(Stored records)

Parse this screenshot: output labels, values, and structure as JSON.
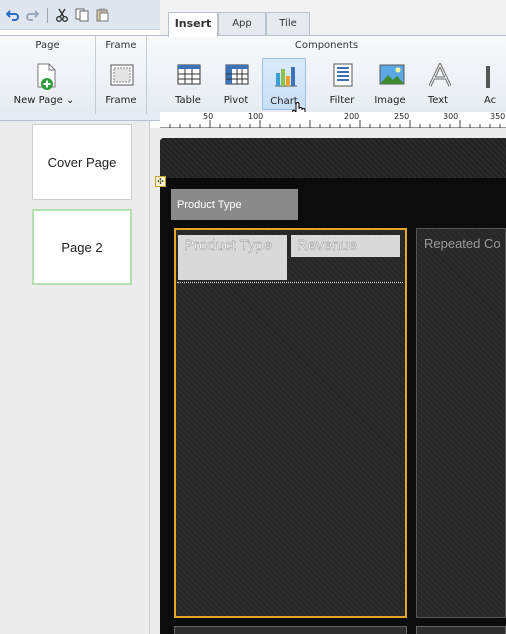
{
  "ribbon": {
    "tabs": [
      {
        "label": "Insert",
        "active": true
      },
      {
        "label": "App",
        "active": false
      },
      {
        "label": "Tile",
        "active": false
      }
    ],
    "groups": {
      "page": "Page",
      "frame": "Frame",
      "components": "Components"
    },
    "buttons": {
      "new_page": "New Page ⌄",
      "frame": "Frame",
      "table": "Table",
      "pivot": "Pivot",
      "chart": "Chart",
      "filter": "Filter",
      "image": "Image",
      "text": "Text",
      "cut_off": "Ac"
    }
  },
  "ruler": {
    "ticks": [
      "50",
      "100",
      "200",
      "250",
      "300",
      "350"
    ]
  },
  "pages": [
    {
      "label": "Cover Page",
      "selected": false
    },
    {
      "label": "Page 2",
      "selected": true
    }
  ],
  "canvas": {
    "prompt_label": "Product Type",
    "columns": [
      "Product Type",
      "Revenue"
    ],
    "repeated_label": "Repeated Co"
  },
  "colors": {
    "selection_border": "#e7a32b",
    "page_selected": "#b4e0b0",
    "ribbon_hover": "#c7def6"
  }
}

Written task:
Extract each line from the entries above that contains the string "Product".

Written reply:
    "prompt_label": "Product Type",
      "Product Type",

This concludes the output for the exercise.